> [TO DO]: Output all entries verbatim. Skip pictures.

Data records:
|---|

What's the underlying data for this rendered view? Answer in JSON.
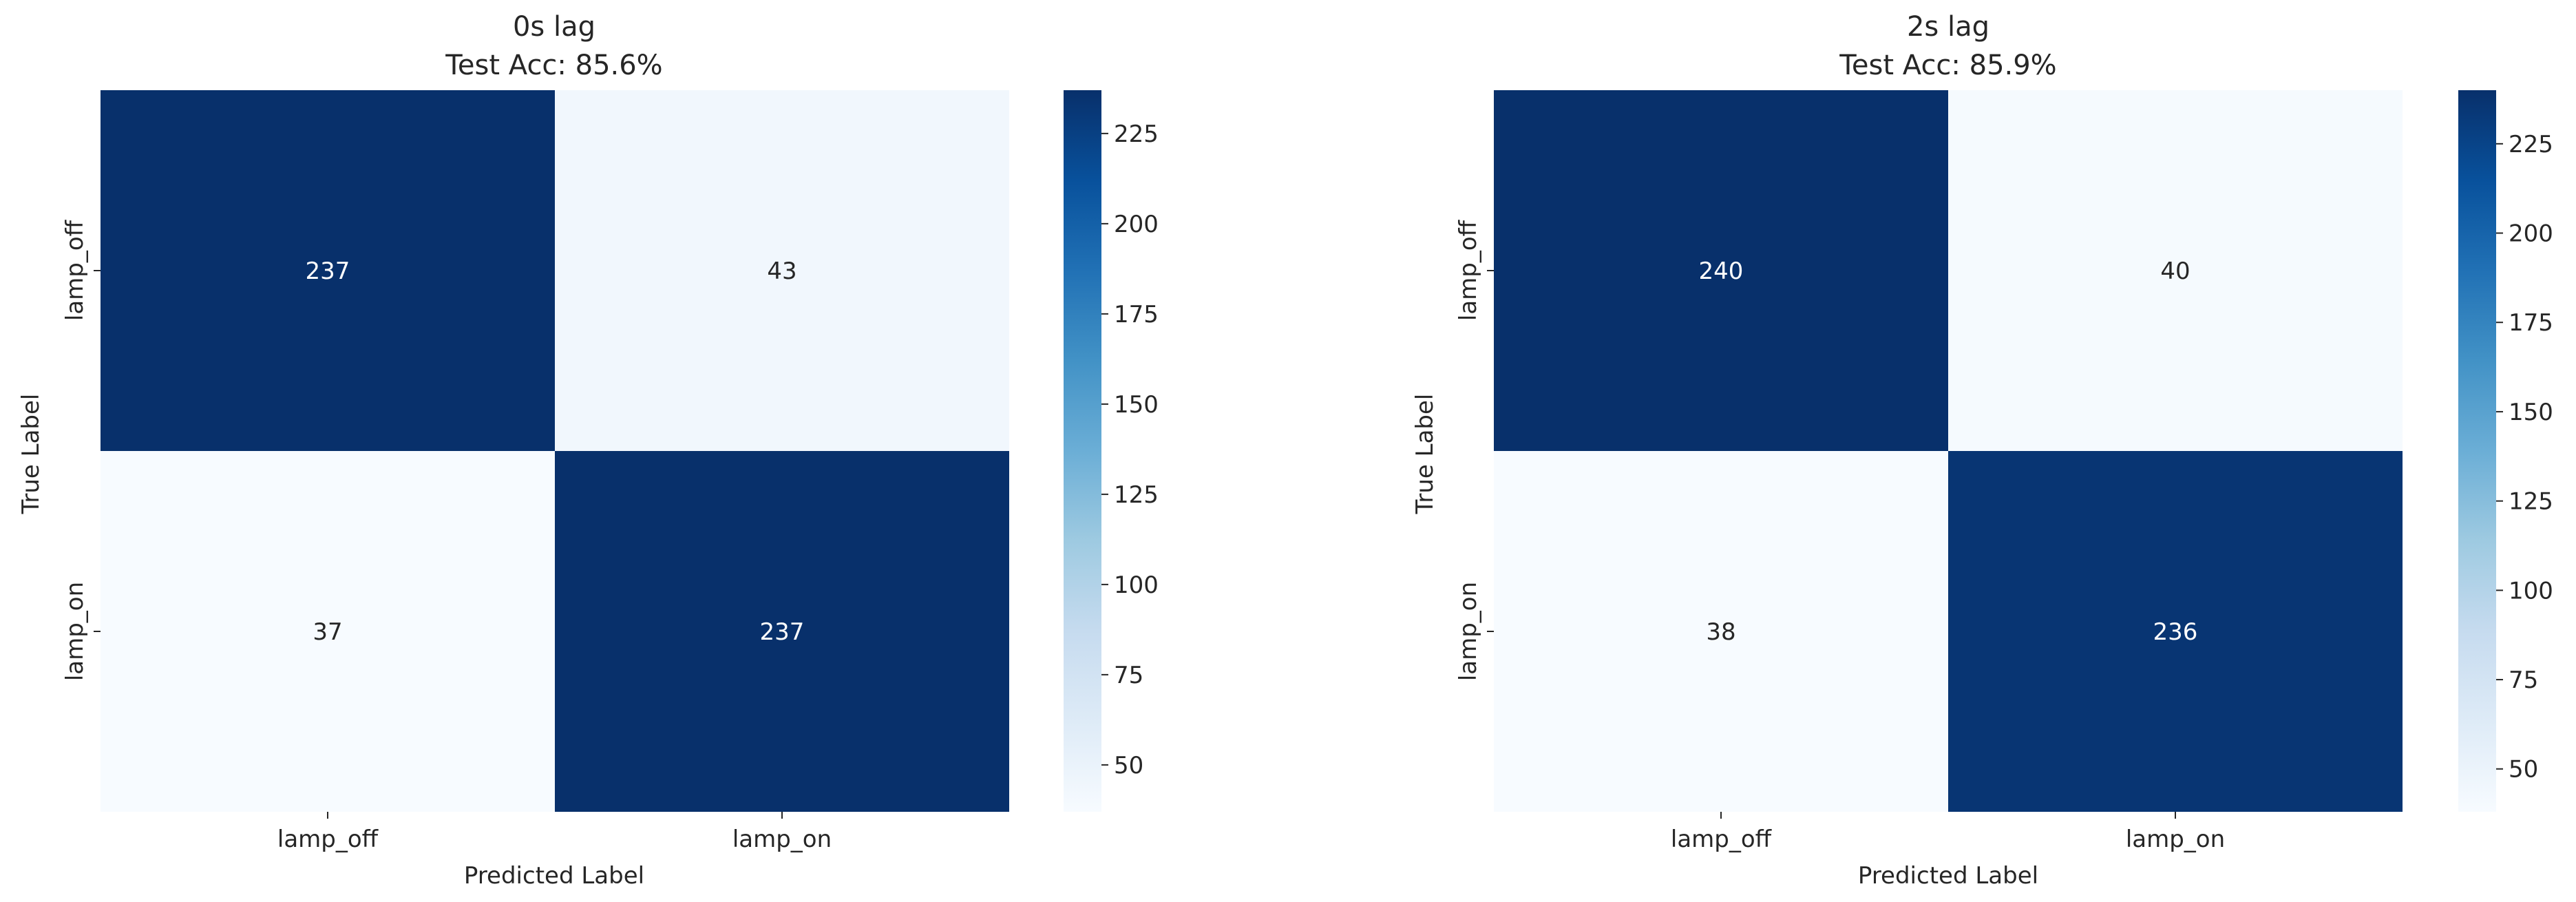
{
  "chart_data": [
    {
      "type": "heatmap",
      "title": "0s lag",
      "subtitle": "Test Acc: 85.6%",
      "xlabel": "Predicted Label",
      "ylabel": "True Label",
      "x_categories": [
        "lamp_off",
        "lamp_on"
      ],
      "y_categories": [
        "lamp_off",
        "lamp_on"
      ],
      "values": [
        [
          237,
          43
        ],
        [
          37,
          237
        ]
      ],
      "colormap": "Blues",
      "color_range": [
        37,
        237
      ],
      "colorbar_ticks": [
        50,
        75,
        100,
        125,
        150,
        175,
        200,
        225
      ]
    },
    {
      "type": "heatmap",
      "title": "2s lag",
      "subtitle": "Test Acc: 85.9%",
      "xlabel": "Predicted Label",
      "ylabel": "True Label",
      "x_categories": [
        "lamp_off",
        "lamp_on"
      ],
      "y_categories": [
        "lamp_off",
        "lamp_on"
      ],
      "values": [
        [
          240,
          40
        ],
        [
          38,
          236
        ]
      ],
      "colormap": "Blues",
      "color_range": [
        38,
        240
      ],
      "colorbar_ticks": [
        50,
        75,
        100,
        125,
        150,
        175,
        200,
        225
      ]
    }
  ]
}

|---|

> [THE RESULT]:
What's the underlying data for this rendered view? Answer in JSON.
{
  "chart_data": [
    {
      "type": "heatmap",
      "title": "0s lag",
      "subtitle": "Test Acc: 85.6%",
      "xlabel": "Predicted Label",
      "ylabel": "True Label",
      "x_categories": [
        "lamp_off",
        "lamp_on"
      ],
      "y_categories": [
        "lamp_off",
        "lamp_on"
      ],
      "values": [
        [
          237,
          43
        ],
        [
          37,
          237
        ]
      ],
      "colormap": "Blues",
      "color_range": [
        37,
        237
      ],
      "colorbar_ticks": [
        50,
        75,
        100,
        125,
        150,
        175,
        200,
        225
      ]
    },
    {
      "type": "heatmap",
      "title": "2s lag",
      "subtitle": "Test Acc: 85.9%",
      "xlabel": "Predicted Label",
      "ylabel": "True Label",
      "x_categories": [
        "lamp_off",
        "lamp_on"
      ],
      "y_categories": [
        "lamp_off",
        "lamp_on"
      ],
      "values": [
        [
          240,
          40
        ],
        [
          38,
          236
        ]
      ],
      "colormap": "Blues",
      "color_range": [
        38,
        240
      ],
      "colorbar_ticks": [
        50,
        75,
        100,
        125,
        150,
        175,
        200,
        225
      ]
    }
  ]
}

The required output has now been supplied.